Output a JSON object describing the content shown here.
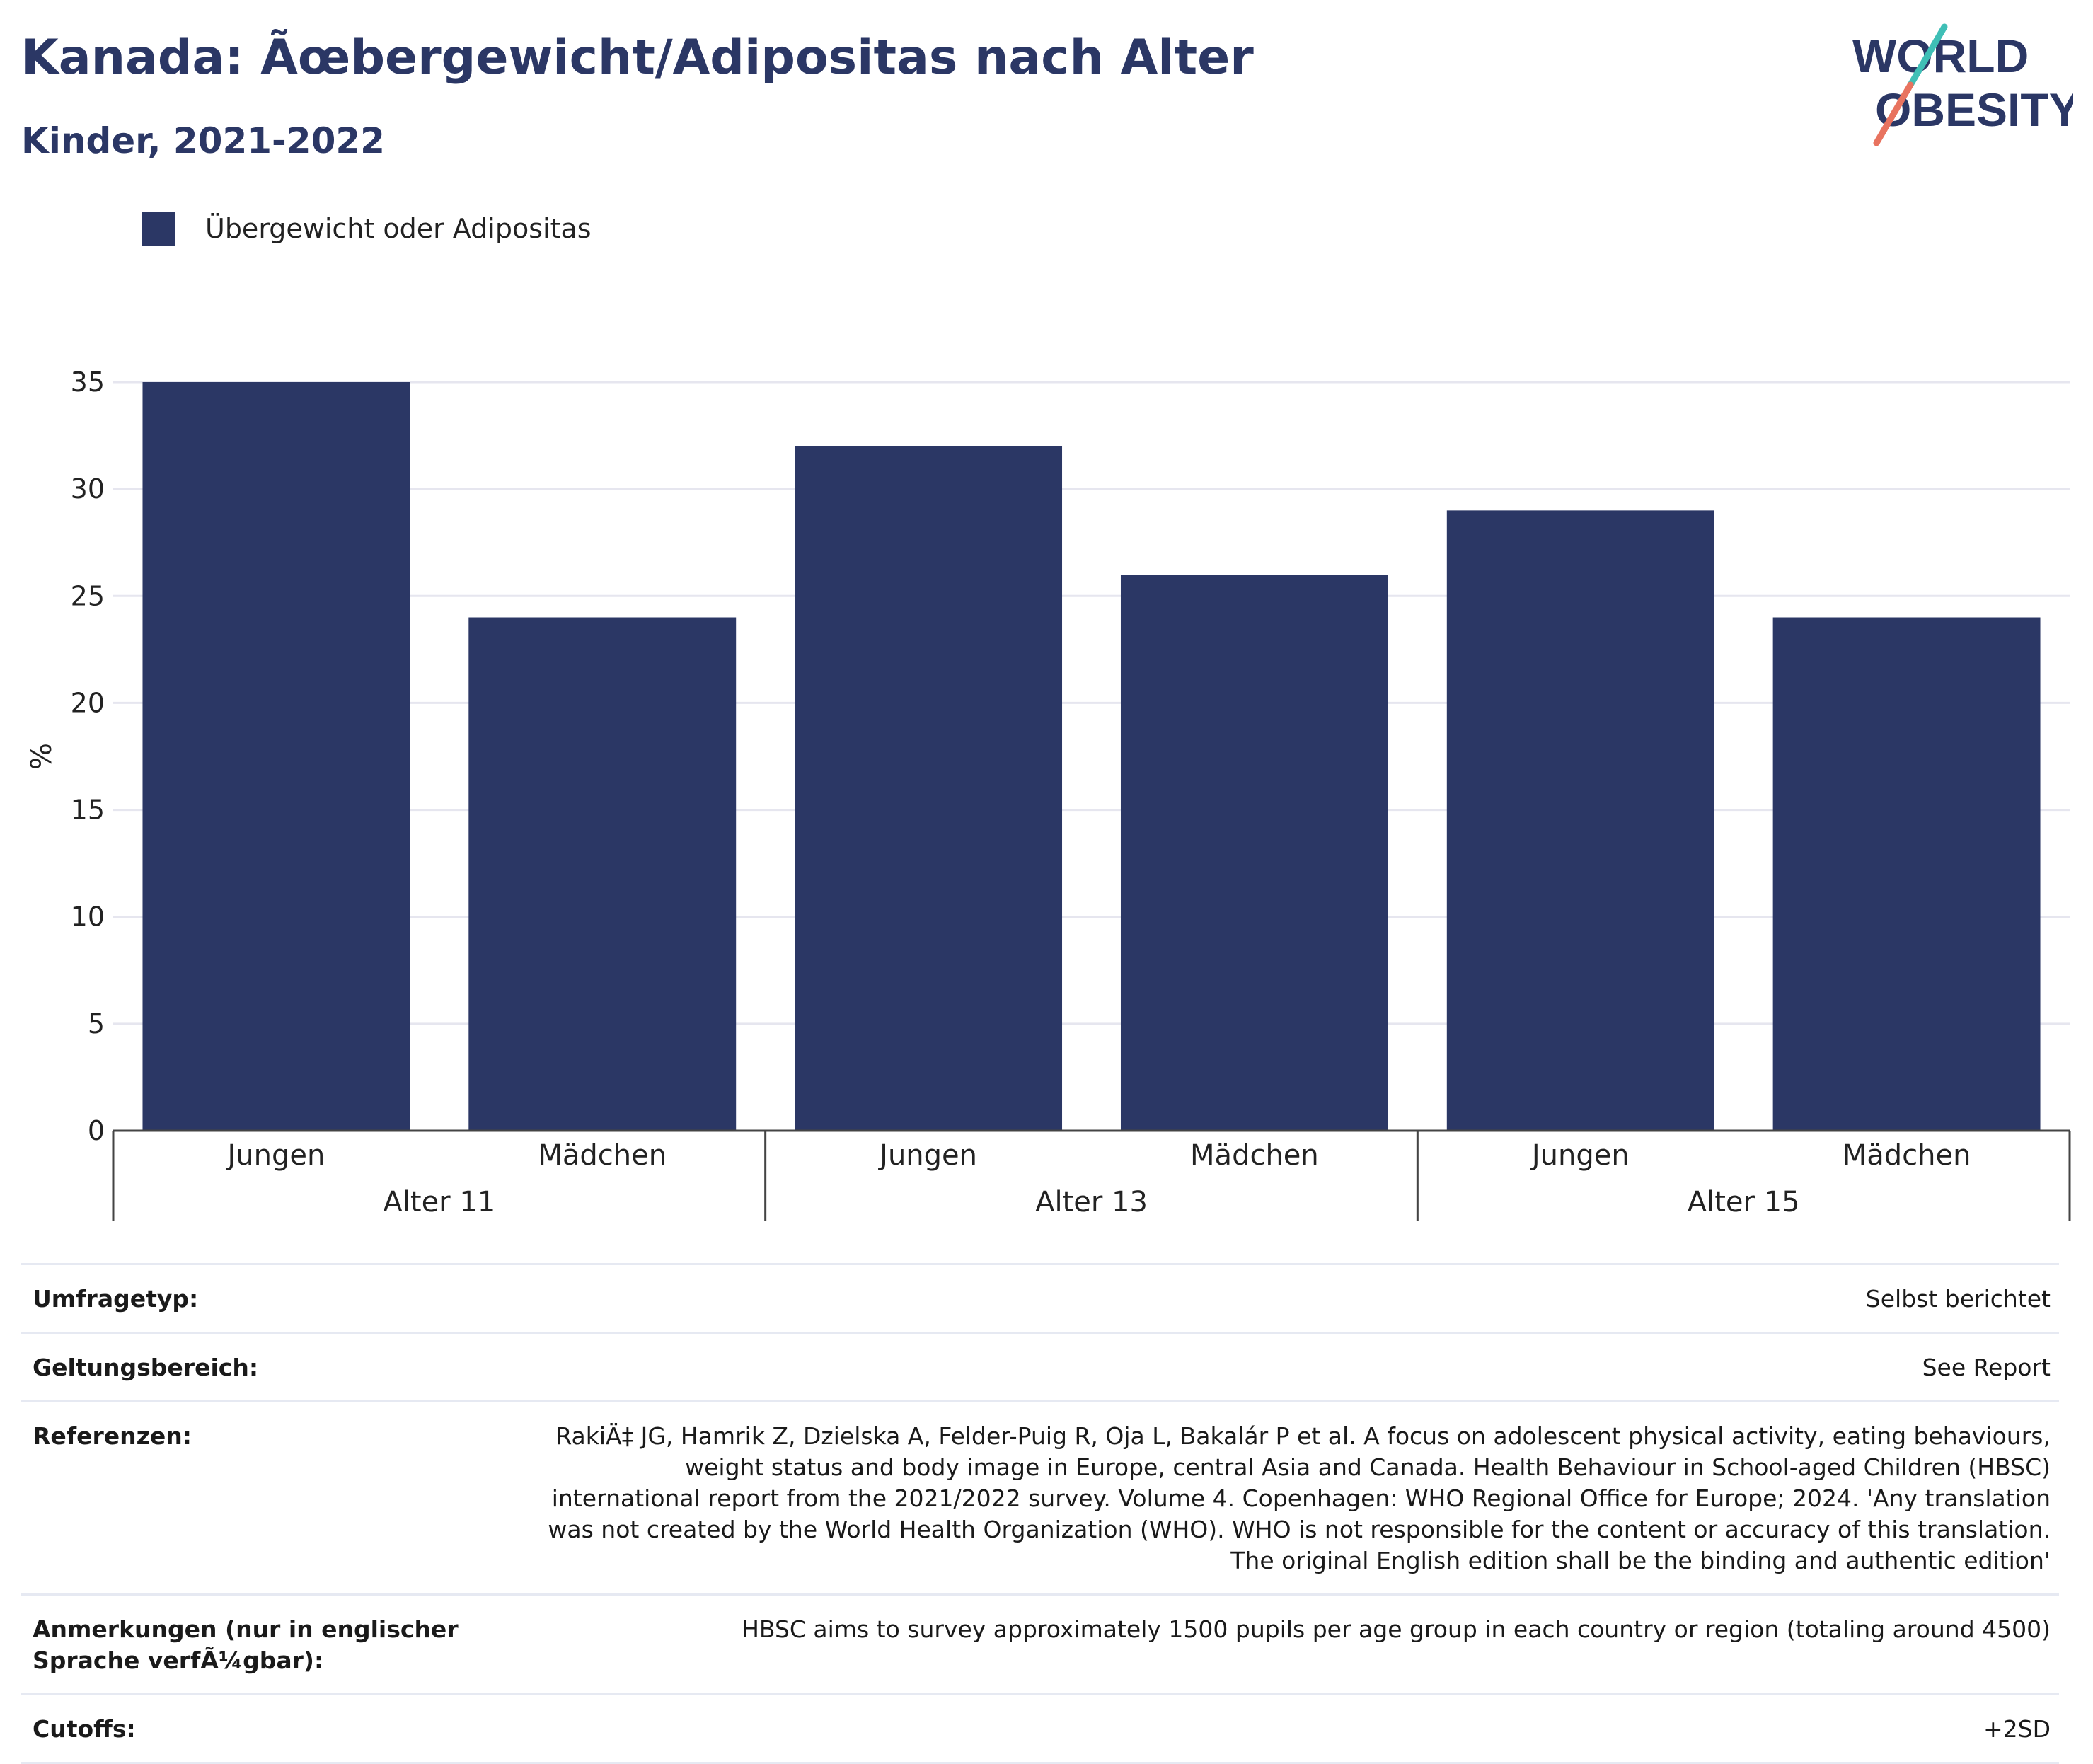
{
  "header": {
    "title": "Kanada: Ãœbergewicht/Adipositas nach Alter",
    "subtitle": "Kinder, 2021-2022"
  },
  "logo": {
    "line1": "WORLD",
    "line2": "OBESITY"
  },
  "colors": {
    "bar": "#2b3765",
    "text": "#2b3765",
    "logo_teal": "#3fbfb6",
    "logo_coral": "#e8735f",
    "grid": "#e6e6ef"
  },
  "chart_data": {
    "type": "bar",
    "series": [
      {
        "name": "Übergewicht oder Adipositas",
        "values": [
          35,
          24,
          32,
          26,
          29,
          24
        ]
      }
    ],
    "categories": [
      "Jungen",
      "Mädchen",
      "Jungen",
      "Mädchen",
      "Jungen",
      "Mädchen"
    ],
    "groups": [
      {
        "label": "Alter 11",
        "span": 2
      },
      {
        "label": "Alter 13",
        "span": 2
      },
      {
        "label": "Alter 15",
        "span": 2
      }
    ],
    "ylabel": "%",
    "ylim": [
      0,
      35
    ],
    "yticks": [
      0,
      5,
      10,
      15,
      20,
      25,
      30,
      35
    ],
    "grid": true,
    "legend_position": "top-left"
  },
  "meta": [
    {
      "key": "Umfragetyp:",
      "value": "Selbst berichtet"
    },
    {
      "key": "Geltungsbereich:",
      "value": "See Report"
    },
    {
      "key": "Referenzen:",
      "value": "RakiÄ‡ JG, Hamrik Z, Dzielska A, Felder-Puig R, Oja L, Bakalár P et al. A focus on adolescent physical activity, eating behaviours, weight status and body image in Europe, central Asia and Canada. Health Behaviour in School-aged Children (HBSC) international report from the 2021/2022 survey. Volume 4. Copenhagen: WHO Regional Office for Europe; 2024. 'Any translation was not created by the World Health Organization (WHO). WHO is not responsible for the content or accuracy of this translation. The original English edition shall be the binding and authentic edition'"
    },
    {
      "key": "Anmerkungen (nur in englischer Sprache verfÃ¼gbar):",
      "value": "HBSC aims to survey approximately 1500 pupils per age group in each country or region (totaling around 4500)"
    },
    {
      "key": "Cutoffs:",
      "value": "+2SD"
    }
  ]
}
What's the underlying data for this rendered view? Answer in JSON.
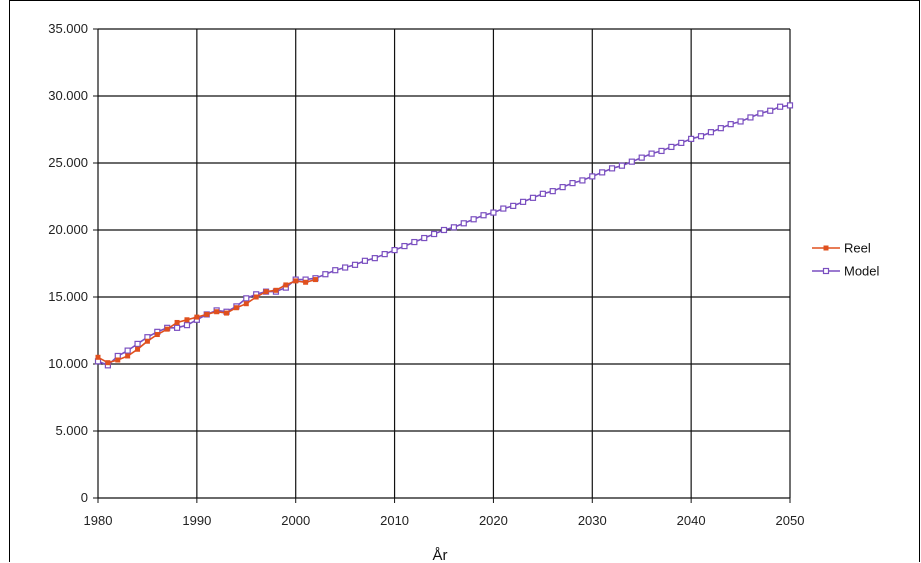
{
  "chart_data": {
    "type": "line",
    "title": "",
    "xlabel": "År",
    "ylabel": "",
    "xlim": [
      1980,
      2050
    ],
    "ylim": [
      0,
      35000
    ],
    "x_ticks": [
      1980,
      1990,
      2000,
      2010,
      2020,
      2030,
      2040,
      2050
    ],
    "y_ticks": [
      0,
      5000,
      10000,
      15000,
      20000,
      25000,
      30000,
      35000
    ],
    "x_tick_labels": [
      "1980",
      "1990",
      "2000",
      "2010",
      "2020",
      "2030",
      "2040",
      "2050"
    ],
    "y_tick_labels": [
      "0",
      "5.000",
      "10.000",
      "15.000",
      "20.000",
      "25.000",
      "30.000",
      "35.000"
    ],
    "grid": true,
    "legend_position": "right",
    "series": [
      {
        "name": "Reel",
        "color": "#e0501e",
        "marker": "filled-square",
        "x": [
          1980,
          1981,
          1982,
          1983,
          1984,
          1985,
          1986,
          1987,
          1988,
          1989,
          1990,
          1991,
          1992,
          1993,
          1994,
          1995,
          1996,
          1997,
          1998,
          1999,
          2000,
          2001,
          2002
        ],
        "y": [
          10500,
          10100,
          10300,
          10600,
          11100,
          11700,
          12200,
          12600,
          13100,
          13300,
          13500,
          13700,
          13900,
          13800,
          14200,
          14500,
          15000,
          15400,
          15500,
          15900,
          16200,
          16100,
          16300
        ]
      },
      {
        "name": "Model",
        "color": "#7a4fc0",
        "marker": "open-square",
        "x": [
          1980,
          1981,
          1982,
          1983,
          1984,
          1985,
          1986,
          1987,
          1988,
          1989,
          1990,
          1991,
          1992,
          1993,
          1994,
          1995,
          1996,
          1997,
          1998,
          1999,
          2000,
          2001,
          2002,
          2003,
          2004,
          2005,
          2006,
          2007,
          2008,
          2009,
          2010,
          2011,
          2012,
          2013,
          2014,
          2015,
          2016,
          2017,
          2018,
          2019,
          2020,
          2021,
          2022,
          2023,
          2024,
          2025,
          2026,
          2027,
          2028,
          2029,
          2030,
          2031,
          2032,
          2033,
          2034,
          2035,
          2036,
          2037,
          2038,
          2039,
          2040,
          2041,
          2042,
          2043,
          2044,
          2045,
          2046,
          2047,
          2048,
          2049,
          2050
        ],
        "y": [
          10200,
          9900,
          10600,
          11000,
          11500,
          12000,
          12400,
          12700,
          12700,
          12900,
          13300,
          13700,
          14000,
          13900,
          14300,
          14900,
          15200,
          15400,
          15400,
          15700,
          16300,
          16300,
          16400,
          16700,
          17000,
          17200,
          17400,
          17700,
          17900,
          18200,
          18500,
          18800,
          19100,
          19400,
          19700,
          20000,
          20200,
          20500,
          20800,
          21100,
          21300,
          21600,
          21800,
          22100,
          22400,
          22700,
          22900,
          23200,
          23500,
          23700,
          24000,
          24300,
          24600,
          24800,
          25100,
          25400,
          25700,
          25900,
          26200,
          26500,
          26800,
          27000,
          27300,
          27600,
          27900,
          28100,
          28400,
          28700,
          28900,
          29200,
          29300
        ]
      }
    ]
  }
}
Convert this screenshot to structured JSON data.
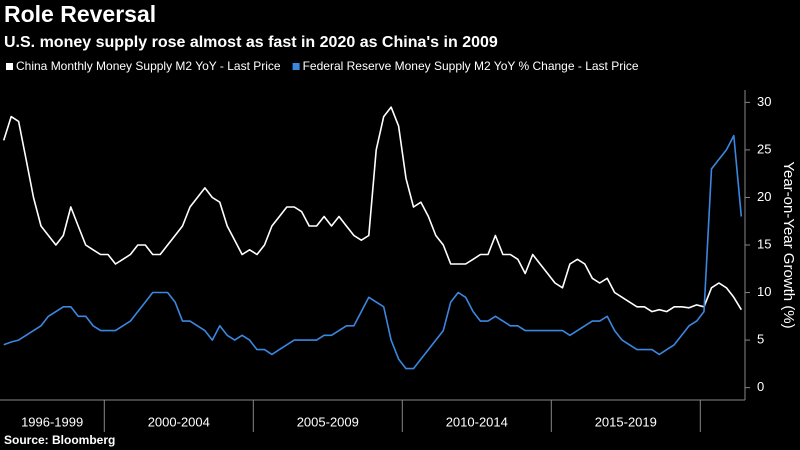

□ □ □ □

What the exercise asks:
Verbatim reproduction of every record is required; images are left out.

Answer below:
Output a JSON object describing the content shown here.
{
  "header": {
    "title": "Kanada: Ãœbergewicht/Adipositas nach Alter",
    "subtitle": "Kinder, 2021-2022"
  },
  "logo": {
    "line1": "WORLD",
    "line2": "OBESITY"
  },
  "colors": {
    "bar": "#2b3765",
    "text": "#2b3765",
    "logo_teal": "#3fbfb6",
    "logo_coral": "#e8735f",
    "grid": "#e6e6ef"
  },
  "chart_data": {
    "type": "bar",
    "series": [
      {
        "name": "Übergewicht oder Adipositas",
        "values": [
          35,
          24,
          32,
          26,
          29,
          24
        ]
      }
    ],
    "categories": [
      "Jungen",
      "Mädchen",
      "Jungen",
      "Mädchen",
      "Jungen",
      "Mädchen"
    ],
    "groups": [
      {
        "label": "Alter 11",
        "span": 2
      },
      {
        "label": "Alter 13",
        "span": 2
      },
      {
        "label": "Alter 15",
        "span": 2
      }
    ],
    "ylabel": "%",
    "ylim": [
      0,
      35
    ],
    "yticks": [
      0,
      5,
      10,
      15,
      20,
      25,
      30,
      35
    ],
    "grid": true,
    "legend_position": "top-left"
  },
  "meta": [
    {
      "key": "Umfragetyp:",
      "value": "Selbst berichtet"
    },
    {
      "key": "Geltungsbereich:",
      "value": "See Report"
    },
    {
      "key": "Referenzen:",
      "value": "RakiÄ‡ JG, Hamrik Z, Dzielska A, Felder-Puig R, Oja L, Bakalár P et al. A focus on adolescent physical activity, eating behaviours, weight status and body image in Europe, central Asia and Canada. Health Behaviour in School-aged Children (HBSC) international report from the 2021/2022 survey. Volume 4. Copenhagen: WHO Regional Office for Europe; 2024. 'Any translation was not created by the World Health Organization (WHO). WHO is not responsible for the content or accuracy of this translation. The original English edition shall be the binding and authentic edition'"
    },
    {
      "key": "Anmerkungen (nur in englischer Sprache verfÃ¼gbar):",
      "value": "HBSC aims to survey approximately 1500 pupils per age group in each country or region (totaling around 4500)"
    },
    {
      "key": "Cutoffs:",
      "value": "+2SD"
    }
  ]
}
What's the underlying data for this rendered view? Answer in JSON.
{
  "chart_data": {
    "type": "line",
    "title": "",
    "xlabel": "År",
    "ylabel": "",
    "xlim": [
      1980,
      2050
    ],
    "ylim": [
      0,
      35000
    ],
    "x_ticks": [
      1980,
      1990,
      2000,
      2010,
      2020,
      2030,
      2040,
      2050
    ],
    "y_ticks": [
      0,
      5000,
      10000,
      15000,
      20000,
      25000,
      30000,
      35000
    ],
    "x_tick_labels": [
      "1980",
      "1990",
      "2000",
      "2010",
      "2020",
      "2030",
      "2040",
      "2050"
    ],
    "y_tick_labels": [
      "0",
      "5.000",
      "10.000",
      "15.000",
      "20.000",
      "25.000",
      "30.000",
      "35.000"
    ],
    "grid": true,
    "legend_position": "right",
    "series": [
      {
        "name": "Reel",
        "color": "#e0501e",
        "marker": "filled-square",
        "x": [
          1980,
          1981,
          1982,
          1983,
          1984,
          1985,
          1986,
          1987,
          1988,
          1989,
          1990,
          1991,
          1992,
          1993,
          1994,
          1995,
          1996,
          1997,
          1998,
          1999,
          2000,
          2001,
          2002
        ],
        "y": [
          10500,
          10100,
          10300,
          10600,
          11100,
          11700,
          12200,
          12600,
          13100,
          13300,
          13500,
          13700,
          13900,
          13800,
          14200,
          14500,
          15000,
          15400,
          15500,
          15900,
          16200,
          16100,
          16300
        ]
      },
      {
        "name": "Model",
        "color": "#7a4fc0",
        "marker": "open-square",
        "x": [
          1980,
          1981,
          1982,
          1983,
          1984,
          1985,
          1986,
          1987,
          1988,
          1989,
          1990,
          1991,
          1992,
          1993,
          1994,
          1995,
          1996,
          1997,
          1998,
          1999,
          2000,
          2001,
          2002,
          2003,
          2004,
          2005,
          2006,
          2007,
          2008,
          2009,
          2010,
          2011,
          2012,
          2013,
          2014,
          2015,
          2016,
          2017,
          2018,
          2019,
          2020,
          2021,
          2022,
          2023,
          2024,
          2025,
          2026,
          2027,
          2028,
          2029,
          2030,
          2031,
          2032,
          2033,
          2034,
          2035,
          2036,
          2037,
          2038,
          2039,
          2040,
          2041,
          2042,
          2043,
          2044,
          2045,
          2046,
          2047,
          2048,
          2049,
          2050
        ],
        "y": [
          10200,
          9900,
          10600,
          11000,
          11500,
          12000,
          12400,
          12700,
          12700,
          12900,
          13300,
          13700,
          14000,
          13900,
          14300,
          14900,
          15200,
          15400,
          15400,
          15700,
          16300,
          16300,
          16400,
          16700,
          17000,
          17200,
          17400,
          17700,
          17900,
          18200,
          18500,
          18800,
          19100,
          19400,
          19700,
          20000,
          20200,
          20500,
          20800,
          21100,
          21300,
          21600,
          21800,
          22100,
          22400,
          22700,
          22900,
          23200,
          23500,
          23700,
          24000,
          24300,
          24600,
          24800,
          25100,
          25400,
          25700,
          25900,
          26200,
          26500,
          26800,
          27000,
          27300,
          27600,
          27900,
          28100,
          28400,
          28700,
          28900,
          29200,
          29300
        ]
      }
    ]
  }
}
Convert this screenshot to structured JSON data.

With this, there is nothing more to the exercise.